Work to do
Copy the data below exactly.

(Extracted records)
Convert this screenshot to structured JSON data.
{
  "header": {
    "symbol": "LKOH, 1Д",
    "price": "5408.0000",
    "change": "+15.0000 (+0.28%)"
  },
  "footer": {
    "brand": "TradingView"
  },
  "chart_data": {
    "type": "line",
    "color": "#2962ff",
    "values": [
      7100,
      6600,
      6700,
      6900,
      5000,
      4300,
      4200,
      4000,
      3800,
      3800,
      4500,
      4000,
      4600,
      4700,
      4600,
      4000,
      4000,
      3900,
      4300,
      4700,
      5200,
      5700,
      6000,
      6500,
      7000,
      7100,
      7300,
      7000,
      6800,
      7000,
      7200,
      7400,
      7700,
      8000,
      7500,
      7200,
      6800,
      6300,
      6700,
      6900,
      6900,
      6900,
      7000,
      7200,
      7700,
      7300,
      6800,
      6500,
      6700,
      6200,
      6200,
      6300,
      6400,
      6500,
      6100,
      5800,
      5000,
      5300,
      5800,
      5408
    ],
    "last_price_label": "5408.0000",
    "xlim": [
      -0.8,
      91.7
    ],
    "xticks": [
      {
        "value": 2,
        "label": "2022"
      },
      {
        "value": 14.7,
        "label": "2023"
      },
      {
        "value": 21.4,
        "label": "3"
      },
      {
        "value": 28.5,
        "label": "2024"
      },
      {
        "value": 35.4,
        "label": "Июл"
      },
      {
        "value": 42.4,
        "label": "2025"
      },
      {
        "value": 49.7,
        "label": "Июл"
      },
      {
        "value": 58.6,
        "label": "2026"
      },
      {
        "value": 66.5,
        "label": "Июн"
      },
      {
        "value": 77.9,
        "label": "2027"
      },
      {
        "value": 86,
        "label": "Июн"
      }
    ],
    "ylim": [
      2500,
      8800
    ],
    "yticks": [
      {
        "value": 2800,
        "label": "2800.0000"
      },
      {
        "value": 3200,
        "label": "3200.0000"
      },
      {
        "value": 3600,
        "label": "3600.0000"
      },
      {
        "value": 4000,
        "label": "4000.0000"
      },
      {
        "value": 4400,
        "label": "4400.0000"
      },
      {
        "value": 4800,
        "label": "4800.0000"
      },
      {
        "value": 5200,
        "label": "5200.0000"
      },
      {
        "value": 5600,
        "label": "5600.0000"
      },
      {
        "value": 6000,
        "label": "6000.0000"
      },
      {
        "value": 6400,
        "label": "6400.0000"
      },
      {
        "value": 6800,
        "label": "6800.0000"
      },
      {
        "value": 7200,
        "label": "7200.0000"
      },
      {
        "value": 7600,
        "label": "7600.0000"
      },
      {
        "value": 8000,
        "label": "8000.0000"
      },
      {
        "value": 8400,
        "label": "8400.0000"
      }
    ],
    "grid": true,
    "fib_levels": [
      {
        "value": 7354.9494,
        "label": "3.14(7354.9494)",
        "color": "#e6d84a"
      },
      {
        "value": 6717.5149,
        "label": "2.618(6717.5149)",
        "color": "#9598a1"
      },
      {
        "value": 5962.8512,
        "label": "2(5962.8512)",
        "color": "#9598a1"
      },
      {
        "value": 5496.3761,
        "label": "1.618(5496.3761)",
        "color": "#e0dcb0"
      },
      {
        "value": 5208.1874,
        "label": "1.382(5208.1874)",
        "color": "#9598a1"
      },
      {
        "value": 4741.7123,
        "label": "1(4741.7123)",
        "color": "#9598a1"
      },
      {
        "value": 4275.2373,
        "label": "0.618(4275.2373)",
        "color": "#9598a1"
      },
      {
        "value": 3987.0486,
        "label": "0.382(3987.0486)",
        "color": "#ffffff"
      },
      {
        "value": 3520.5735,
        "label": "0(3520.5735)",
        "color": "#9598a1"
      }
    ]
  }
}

Right answer
Convert this screenshot to structured JSON data.
{
  "header": {
    "symbol": "LKOH, 1Д",
    "price": "5408.0000",
    "change": "+15.0000 (+0.28%)"
  },
  "footer": {
    "brand": "TradingView"
  },
  "chart_data": {
    "type": "line",
    "color": "#2962ff",
    "values": [
      7100,
      6600,
      6700,
      6900,
      5000,
      4300,
      4200,
      4000,
      3800,
      3800,
      4500,
      4000,
      4600,
      4700,
      4600,
      4000,
      4000,
      3900,
      4300,
      4700,
      5200,
      5700,
      6000,
      6500,
      7000,
      7100,
      7300,
      7000,
      6800,
      7000,
      7200,
      7400,
      7700,
      8000,
      7500,
      7200,
      6800,
      6300,
      6700,
      6900,
      6900,
      6900,
      7000,
      7200,
      7700,
      7300,
      6800,
      6500,
      6700,
      6200,
      6200,
      6300,
      6400,
      6500,
      6100,
      5800,
      5000,
      5300,
      5800,
      5408
    ],
    "last_price_label": "5408.0000",
    "xlim": [
      -0.8,
      91.7
    ],
    "xticks": [
      {
        "value": 2,
        "label": "2022"
      },
      {
        "value": 14.7,
        "label": "2023"
      },
      {
        "value": 21.4,
        "label": "3"
      },
      {
        "value": 28.5,
        "label": "2024"
      },
      {
        "value": 35.4,
        "label": "Июл"
      },
      {
        "value": 42.4,
        "label": "2025"
      },
      {
        "value": 49.7,
        "label": "Июл"
      },
      {
        "value": 58.6,
        "label": "2026"
      },
      {
        "value": 66.5,
        "label": "Июн"
      },
      {
        "value": 77.9,
        "label": "2027"
      },
      {
        "value": 86,
        "label": "Июн"
      }
    ],
    "ylim": [
      2500,
      8800
    ],
    "yticks": [
      {
        "value": 2800,
        "label": "2800.0000"
      },
      {
        "value": 3200,
        "label": "3200.0000"
      },
      {
        "value": 3600,
        "label": "3600.0000"
      },
      {
        "value": 4000,
        "label": "4000.0000"
      },
      {
        "value": 4400,
        "label": "4400.0000"
      },
      {
        "value": 4800,
        "label": "4800.0000"
      },
      {
        "value": 5200,
        "label": "5200.0000"
      },
      {
        "value": 5600,
        "label": "5600.0000"
      },
      {
        "value": 6000,
        "label": "6000.0000"
      },
      {
        "value": 6400,
        "label": "6400.0000"
      },
      {
        "value": 6800,
        "label": "6800.0000"
      },
      {
        "value": 7200,
        "label": "7200.0000"
      },
      {
        "value": 7600,
        "label": "7600.0000"
      },
      {
        "value": 8000,
        "label": "8000.0000"
      },
      {
        "value": 8400,
        "label": "8400.0000"
      }
    ],
    "grid": true,
    "fib_levels": [
      {
        "value": 7354.9494,
        "label": "3.14(7354.9494)",
        "color": "#e6d84a"
      },
      {
        "value": 6717.5149,
        "label": "2.618(6717.5149)",
        "color": "#9598a1"
      },
      {
        "value": 5962.8512,
        "label": "2(5962.8512)",
        "color": "#9598a1"
      },
      {
        "value": 5496.3761,
        "label": "1.618(5496.3761)",
        "color": "#e0dcb0"
      },
      {
        "value": 5208.1874,
        "label": "1.382(5208.1874)",
        "color": "#9598a1"
      },
      {
        "value": 4741.7123,
        "label": "1(4741.7123)",
        "color": "#9598a1"
      },
      {
        "value": 4275.2373,
        "label": "0.618(4275.2373)",
        "color": "#9598a1"
      },
      {
        "value": 3987.0486,
        "label": "0.382(3987.0486)",
        "color": "#ffffff"
      },
      {
        "value": 3520.5735,
        "label": "0(3520.5735)",
        "color": "#9598a1"
      }
    ]
  }
}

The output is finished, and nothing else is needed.